▶ _SOURCE DATA_:
·····
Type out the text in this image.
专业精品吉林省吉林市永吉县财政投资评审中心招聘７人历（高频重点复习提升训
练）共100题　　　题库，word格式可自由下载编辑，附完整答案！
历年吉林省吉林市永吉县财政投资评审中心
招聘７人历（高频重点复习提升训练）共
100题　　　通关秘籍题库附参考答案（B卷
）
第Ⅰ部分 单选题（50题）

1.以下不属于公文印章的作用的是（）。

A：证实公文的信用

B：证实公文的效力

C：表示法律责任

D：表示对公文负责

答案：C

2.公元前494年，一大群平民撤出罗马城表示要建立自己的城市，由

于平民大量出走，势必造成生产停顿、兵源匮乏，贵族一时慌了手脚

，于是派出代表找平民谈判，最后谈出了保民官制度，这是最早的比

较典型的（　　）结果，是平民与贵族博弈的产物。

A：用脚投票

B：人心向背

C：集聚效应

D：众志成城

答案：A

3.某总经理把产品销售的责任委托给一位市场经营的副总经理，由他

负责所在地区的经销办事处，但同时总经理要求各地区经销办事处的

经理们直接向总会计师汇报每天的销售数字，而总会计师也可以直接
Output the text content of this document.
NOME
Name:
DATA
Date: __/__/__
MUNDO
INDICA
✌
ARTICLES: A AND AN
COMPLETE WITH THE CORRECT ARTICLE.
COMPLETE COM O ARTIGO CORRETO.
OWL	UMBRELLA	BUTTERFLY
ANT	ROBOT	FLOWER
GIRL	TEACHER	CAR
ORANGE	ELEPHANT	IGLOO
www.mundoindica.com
·····
▶ _EXERCISE_: Repeat the material in full, exactly as it stands.

▶ _ANSWER TO THIS TASK_:
Type out the text in this image.
专业精品吉林省吉林市永吉县财政投资评审中心招聘７人历（高频重点复习提升训
练）共100题　　　题库，word格式可自由下载编辑，附完整答案！
历年吉林省吉林市永吉县财政投资评审中心
招聘７人历（高频重点复习提升训练）共
100题　　　通关秘籍题库附参考答案（B卷
）
第Ⅰ部分 单选题（50题）

1.以下不属于公文印章的作用的是（）。

A：证实公文的信用

B：证实公文的效力

C：表示法律责任

D：表示对公文负责

答案：C

2.公元前494年，一大群平民撤出罗马城表示要建立自己的城市，由

于平民大量出走，势必造成生产停顿、兵源匮乏，贵族一时慌了手脚

，于是派出代表找平民谈判，最后谈出了保民官制度，这是最早的比

较典型的（　　）结果，是平民与贵族博弈的产物。

A：用脚投票

B：人心向背

C：集聚效应

D：众志成城

答案：A

3.某总经理把产品销售的责任委托给一位市场经营的副总经理，由他

负责所在地区的经销办事处，但同时总经理要求各地区经销办事处的

经理们直接向总会计师汇报每天的销售数字，而总会计师也可以直接
Output the text content of this document.
NOME
Name:
DATA
Date: __/__/__
MUNDO
INDICA
✌
ARTICLES: A AND AN
COMPLETE WITH THE CORRECT ARTICLE.
COMPLETE COM O ARTIGO CORRETO.
OWL	UMBRELLA	BUTTERFLY
ANT	ROBOT	FLOWER
GIRL	TEACHER	CAR
ORANGE	ELEPHANT	IGLOO
www.mundoindica.com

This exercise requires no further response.